Short exercise:
Extract each line of the records below that contains the word "stuk".
— Start Supplied information —
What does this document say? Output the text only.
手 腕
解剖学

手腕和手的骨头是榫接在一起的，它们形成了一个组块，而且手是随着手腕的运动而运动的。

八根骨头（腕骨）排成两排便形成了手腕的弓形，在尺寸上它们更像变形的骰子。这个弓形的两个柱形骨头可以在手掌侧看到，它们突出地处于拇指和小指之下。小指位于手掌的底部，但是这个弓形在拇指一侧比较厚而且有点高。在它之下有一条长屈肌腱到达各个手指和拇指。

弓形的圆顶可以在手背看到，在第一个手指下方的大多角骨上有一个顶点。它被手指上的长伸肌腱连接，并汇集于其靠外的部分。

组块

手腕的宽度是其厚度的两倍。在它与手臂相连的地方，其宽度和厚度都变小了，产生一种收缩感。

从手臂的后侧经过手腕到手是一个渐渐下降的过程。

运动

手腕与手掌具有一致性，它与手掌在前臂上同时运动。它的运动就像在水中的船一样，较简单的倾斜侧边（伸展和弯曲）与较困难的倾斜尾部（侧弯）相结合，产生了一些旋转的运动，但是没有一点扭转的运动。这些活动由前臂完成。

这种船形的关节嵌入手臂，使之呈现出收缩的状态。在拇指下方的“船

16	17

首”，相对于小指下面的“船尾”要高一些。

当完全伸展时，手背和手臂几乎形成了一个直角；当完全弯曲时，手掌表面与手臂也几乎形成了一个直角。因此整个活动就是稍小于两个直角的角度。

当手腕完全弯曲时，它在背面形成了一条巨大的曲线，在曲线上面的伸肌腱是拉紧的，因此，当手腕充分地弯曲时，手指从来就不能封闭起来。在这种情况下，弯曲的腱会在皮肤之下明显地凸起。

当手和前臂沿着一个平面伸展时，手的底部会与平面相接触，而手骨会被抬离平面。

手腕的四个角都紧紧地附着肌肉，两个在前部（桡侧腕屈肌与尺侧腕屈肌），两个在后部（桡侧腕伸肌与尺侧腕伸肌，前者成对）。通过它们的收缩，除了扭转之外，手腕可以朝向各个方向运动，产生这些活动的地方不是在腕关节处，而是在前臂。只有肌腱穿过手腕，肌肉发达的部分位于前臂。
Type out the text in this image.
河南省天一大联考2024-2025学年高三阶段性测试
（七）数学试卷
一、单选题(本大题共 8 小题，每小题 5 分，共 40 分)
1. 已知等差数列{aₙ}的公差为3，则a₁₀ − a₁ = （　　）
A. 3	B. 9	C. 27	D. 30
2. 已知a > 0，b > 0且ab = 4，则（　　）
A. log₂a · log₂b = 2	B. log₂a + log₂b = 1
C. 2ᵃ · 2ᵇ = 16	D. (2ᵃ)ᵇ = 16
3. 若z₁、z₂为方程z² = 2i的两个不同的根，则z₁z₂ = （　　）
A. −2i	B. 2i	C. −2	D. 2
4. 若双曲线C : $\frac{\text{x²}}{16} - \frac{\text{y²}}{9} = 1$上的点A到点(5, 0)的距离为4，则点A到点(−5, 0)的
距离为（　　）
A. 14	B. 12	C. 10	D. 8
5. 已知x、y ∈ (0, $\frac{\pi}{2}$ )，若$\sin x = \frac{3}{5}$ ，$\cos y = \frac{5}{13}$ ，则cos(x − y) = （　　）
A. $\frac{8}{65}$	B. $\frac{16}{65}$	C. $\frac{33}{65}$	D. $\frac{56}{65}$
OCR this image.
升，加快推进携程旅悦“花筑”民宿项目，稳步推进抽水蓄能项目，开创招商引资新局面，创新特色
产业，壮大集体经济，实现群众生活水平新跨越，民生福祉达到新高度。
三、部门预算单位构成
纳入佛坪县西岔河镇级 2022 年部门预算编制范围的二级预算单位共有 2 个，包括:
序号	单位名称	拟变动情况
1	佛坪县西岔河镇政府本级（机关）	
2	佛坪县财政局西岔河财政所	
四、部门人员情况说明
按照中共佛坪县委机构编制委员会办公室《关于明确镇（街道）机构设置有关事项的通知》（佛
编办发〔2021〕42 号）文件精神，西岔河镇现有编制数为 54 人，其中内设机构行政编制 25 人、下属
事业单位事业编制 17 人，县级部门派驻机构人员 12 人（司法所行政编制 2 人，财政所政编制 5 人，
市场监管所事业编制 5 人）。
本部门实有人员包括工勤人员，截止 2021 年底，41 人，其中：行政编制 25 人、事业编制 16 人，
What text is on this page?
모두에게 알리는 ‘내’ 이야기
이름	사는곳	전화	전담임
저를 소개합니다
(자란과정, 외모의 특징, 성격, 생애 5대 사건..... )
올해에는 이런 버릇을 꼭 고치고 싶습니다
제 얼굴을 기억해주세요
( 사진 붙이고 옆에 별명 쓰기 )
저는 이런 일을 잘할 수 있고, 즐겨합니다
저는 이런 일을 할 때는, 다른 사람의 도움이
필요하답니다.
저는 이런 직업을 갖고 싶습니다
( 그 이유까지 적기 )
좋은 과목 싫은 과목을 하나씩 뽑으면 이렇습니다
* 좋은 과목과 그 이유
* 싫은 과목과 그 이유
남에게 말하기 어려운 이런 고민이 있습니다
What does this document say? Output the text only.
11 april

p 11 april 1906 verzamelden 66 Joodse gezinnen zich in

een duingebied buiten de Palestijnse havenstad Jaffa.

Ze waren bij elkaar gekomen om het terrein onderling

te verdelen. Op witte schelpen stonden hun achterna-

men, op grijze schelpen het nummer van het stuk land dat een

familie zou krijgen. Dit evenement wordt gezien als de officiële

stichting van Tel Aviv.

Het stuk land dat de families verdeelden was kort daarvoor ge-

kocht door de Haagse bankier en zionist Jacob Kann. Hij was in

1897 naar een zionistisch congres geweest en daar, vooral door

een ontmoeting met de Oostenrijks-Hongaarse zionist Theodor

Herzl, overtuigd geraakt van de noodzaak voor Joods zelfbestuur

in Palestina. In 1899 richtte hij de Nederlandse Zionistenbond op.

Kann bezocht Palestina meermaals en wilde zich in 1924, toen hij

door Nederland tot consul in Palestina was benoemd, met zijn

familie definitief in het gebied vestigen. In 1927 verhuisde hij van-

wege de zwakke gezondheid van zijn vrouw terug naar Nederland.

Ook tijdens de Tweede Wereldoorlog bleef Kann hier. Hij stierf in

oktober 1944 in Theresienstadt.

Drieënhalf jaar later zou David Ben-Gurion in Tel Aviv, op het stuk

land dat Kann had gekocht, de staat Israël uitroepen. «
— End Supplied information —
The solution:
men, op grijze schelpen het nummer van het stuk land dat een
Het stuk land dat de families verdeelden was kort daarvoor ge-
Drieënhalf jaar later zou David Ben-Gurion in Tel Aviv, op het stuk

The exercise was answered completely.